● EXERCISE OBJECTIVE
From the data that follows, copy every line holding the string "flottante".

● Data records
··········

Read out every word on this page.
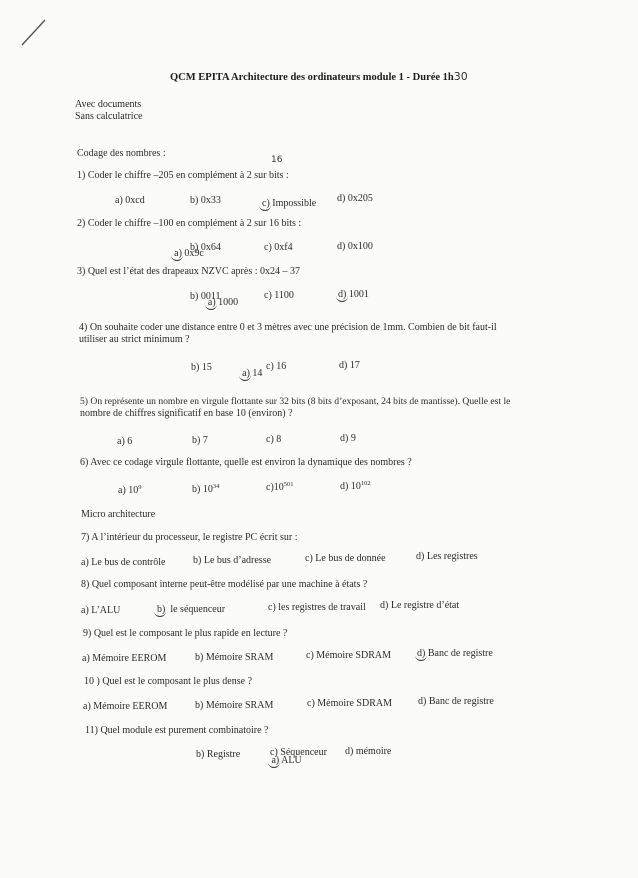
QCM EPITA Architecture des ordinateurs module 1 - Durée 1h30
Avec documents
Sans calculatrice
Codage des nombres :
16
1) Coder le chiffre –205 en complément à 2 sur bits :
a) 0xcd	b) 0x33	c) Impossible d) 0x205
2) Coder le chiffre –100 en complément à 2 sur 16 bits :
a) 0x9c
b) 0x64	c) 0xf4	d) 0x100
3) Quel est l’état des drapeaux NZVC après : 0x24 – 37
a) 1000
b) 0011	c) 1100	d) 1001
4) On souhaite coder une distance entre 0 et 3 mètres avec une précision de 1mm. Combien de bit faut-il
utiliser au strict minimum ?
a) 14
b) 15	c) 16	d) 17
5) On représente un nombre en virgule flottante sur 32 bits (8 bits d’exposant, 24 bits de mantisse). Quelle est le
nombre de chiffres significatif en base 10 (environ) ?
a) 6	b) 7	c) 8	d) 9
6) Avec ce codage virgule flottante, quelle est environ la dynamique des nombres ?
a) $10^9$	b) $10^{34}$	$c)10^{501}$	d) $10^{102}$
Micro architecture
7) A l’intérieur du processeur, le registre PC écrit sur :
a) Le bus de contrôle	b) Le bus d’adresse	c) Le bus de donnée	d) Les registres
8) Quel composant interne peut-être modélisé par une machine à états ?
a) L’ALU	b) le séquenceur	c) les registres de travail d) Le registre d’état
9) Quel est le composant le plus rapide en lecture ?
a) Mémoire EEROM	b) Mémoire SRAM	c) Mémoire SDRAM	d) Banc de registre
10 ) Quel est le composant le plus dense ?
a) Mémoire EEROM	b) Mémoire SRAM	c) Mémoire SDRAM	d) Banc de registre
11) Quel module est purement combinatoire ?
a) ALU
b) Registre	c) Séquenceur d) mémoire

··········

● OUTPUT FOR THIS TASK
5) On représente un nombre en virgule flottante sur 32 bits (8 bits d’exposant, 24 bits de mantisse). Quelle est le
6) Avec ce codage virgule flottante, quelle est environ la dynamique des nombres ?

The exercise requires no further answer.